Directive: Determine how many lines in the entries below include "class". The reply should be that number and nothing else.

Saved entries

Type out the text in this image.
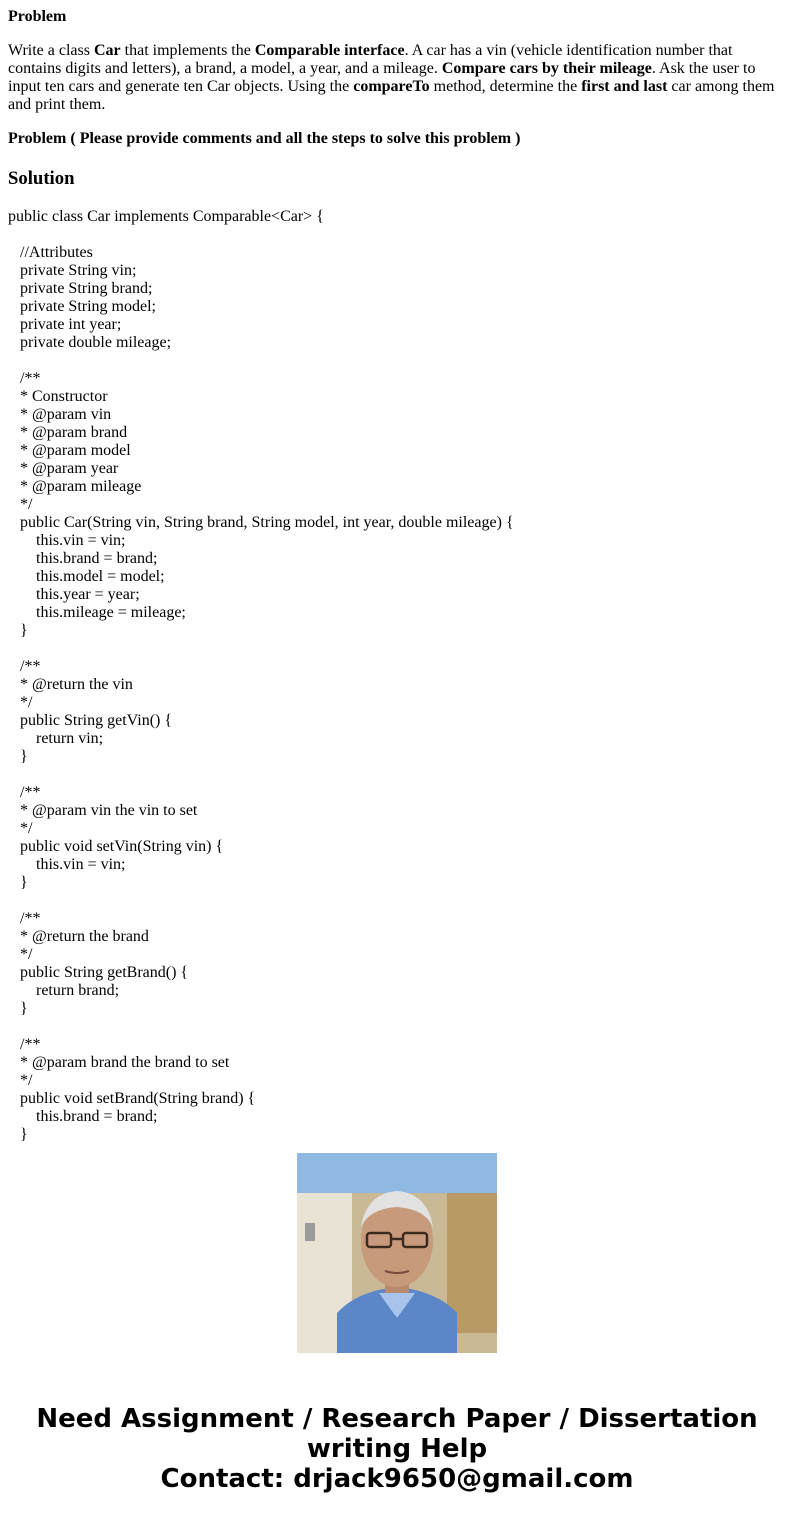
Problem
Write a class Car that implements the Comparable interface. A car has a vin (vehicle identification number that contains digits and letters), a brand, a model, a year, and a mileage. Compare cars by their mileage. Ask the user to input ten cars and generate ten Car objects. Using the compareTo method, determine the first and last car among them and print them.
Problem ( Please provide comments and all the steps to solve this problem )
Solution
public class Car implements Comparable<Car> {
//Attributes
private String vin;
private String brand;
private String model;
private int year;
private double mileage;
/**
* Constructor
* @param vin
* @param brand
* @param model
* @param year
* @param mileage
*/
public Car(String vin, String brand, String model, int year, double mileage) {
this.vin = vin;
this.brand = brand;
this.model = model;
this.year = year;
this.mileage = mileage;
}
/**
* @return the vin
*/
public String getVin() {
return vin;
}
/**
* @param vin the vin to set
*/
public void setVin(String vin) {
this.vin = vin;
}
/**
* @return the brand
*/
public String getBrand() {
return brand;
}
/**
* @param brand the brand to set
*/
public void setBrand(String brand) {
this.brand = brand;
}
Need Assignment / Research Paper / Dissertation
writing Help
Contact: drjack9650@gmail.com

Full answer: 2